┌─ Record set

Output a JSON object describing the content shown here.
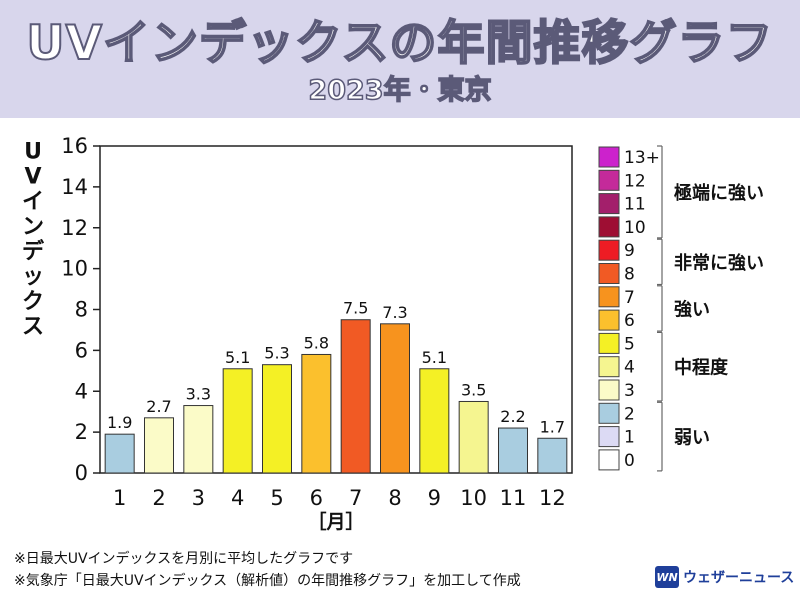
{
  "header": {
    "title": "UVインデックスの年間推移グラフ",
    "subtitle": "2023年・東京"
  },
  "chart_data": {
    "type": "bar",
    "categories": [
      "1",
      "2",
      "3",
      "4",
      "5",
      "6",
      "7",
      "8",
      "9",
      "10",
      "11",
      "12"
    ],
    "values": [
      1.9,
      2.7,
      3.3,
      5.1,
      5.3,
      5.8,
      7.5,
      7.3,
      5.1,
      3.5,
      2.2,
      1.7
    ],
    "data_labels": [
      "1.9",
      "2.7",
      "3.3",
      "5.1",
      "5.3",
      "5.8",
      "7.5",
      "7.3",
      "5.1",
      "3.5",
      "2.2",
      "1.7"
    ],
    "ylabel": "UVインデックス",
    "xlabel": "［月］",
    "ylim": [
      0,
      16
    ],
    "yticks": [
      0,
      2,
      4,
      6,
      8,
      10,
      12,
      14,
      16
    ],
    "grid": false
  },
  "uv_scale": {
    "levels": [
      {
        "label": "13+",
        "color": "#cc22cc"
      },
      {
        "label": "12",
        "color": "#c42a9a"
      },
      {
        "label": "11",
        "color": "#a31f6b"
      },
      {
        "label": "10",
        "color": "#9e0e33"
      },
      {
        "label": "9",
        "color": "#ee1c24"
      },
      {
        "label": "8",
        "color": "#f15a24"
      },
      {
        "label": "7",
        "color": "#f7931e"
      },
      {
        "label": "6",
        "color": "#fbc02d"
      },
      {
        "label": "5",
        "color": "#f4f025"
      },
      {
        "label": "4",
        "color": "#f5f590"
      },
      {
        "label": "3",
        "color": "#fbfbc8"
      },
      {
        "label": "2",
        "color": "#a9cde0"
      },
      {
        "label": "1",
        "color": "#dcdaf4"
      },
      {
        "label": "0",
        "color": "#ffffff"
      }
    ],
    "categories": [
      {
        "label": "極端に強い"
      },
      {
        "label": "非常に強い"
      },
      {
        "label": "強い"
      },
      {
        "label": "中程度"
      },
      {
        "label": "弱い"
      }
    ]
  },
  "footnotes": [
    "※日最大UVインデックスを月別に平均したグラフです",
    "※気象庁「日最大UVインデックス（解析値）の年間推移グラフ」を加工して作成"
  ],
  "logo": {
    "mark": "WN",
    "text": "ウェザーニュース"
  }
}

└─

▸ Written request: Quote the material word for word, dropping any images it holds.

▸ Final result:
Output a JSON object describing the content shown here.
{
  "header": {
    "title": "UVインデックスの年間推移グラフ",
    "subtitle": "2023年・東京"
  },
  "chart_data": {
    "type": "bar",
    "categories": [
      "1",
      "2",
      "3",
      "4",
      "5",
      "6",
      "7",
      "8",
      "9",
      "10",
      "11",
      "12"
    ],
    "values": [
      1.9,
      2.7,
      3.3,
      5.1,
      5.3,
      5.8,
      7.5,
      7.3,
      5.1,
      3.5,
      2.2,
      1.7
    ],
    "data_labels": [
      "1.9",
      "2.7",
      "3.3",
      "5.1",
      "5.3",
      "5.8",
      "7.5",
      "7.3",
      "5.1",
      "3.5",
      "2.2",
      "1.7"
    ],
    "ylabel": "UVインデックス",
    "xlabel": "［月］",
    "ylim": [
      0,
      16
    ],
    "yticks": [
      0,
      2,
      4,
      6,
      8,
      10,
      12,
      14,
      16
    ],
    "grid": false
  },
  "uv_scale": {
    "levels": [
      {
        "label": "13+",
        "color": "#cc22cc"
      },
      {
        "label": "12",
        "color": "#c42a9a"
      },
      {
        "label": "11",
        "color": "#a31f6b"
      },
      {
        "label": "10",
        "color": "#9e0e33"
      },
      {
        "label": "9",
        "color": "#ee1c24"
      },
      {
        "label": "8",
        "color": "#f15a24"
      },
      {
        "label": "7",
        "color": "#f7931e"
      },
      {
        "label": "6",
        "color": "#fbc02d"
      },
      {
        "label": "5",
        "color": "#f4f025"
      },
      {
        "label": "4",
        "color": "#f5f590"
      },
      {
        "label": "3",
        "color": "#fbfbc8"
      },
      {
        "label": "2",
        "color": "#a9cde0"
      },
      {
        "label": "1",
        "color": "#dcdaf4"
      },
      {
        "label": "0",
        "color": "#ffffff"
      }
    ],
    "categories": [
      {
        "label": "極端に強い"
      },
      {
        "label": "非常に強い"
      },
      {
        "label": "強い"
      },
      {
        "label": "中程度"
      },
      {
        "label": "弱い"
      }
    ]
  },
  "footnotes": [
    "※日最大UVインデックスを月別に平均したグラフです",
    "※気象庁「日最大UVインデックス（解析値）の年間推移グラフ」を加工して作成"
  ],
  "logo": {
    "mark": "WN",
    "text": "ウェザーニュース"
  }
}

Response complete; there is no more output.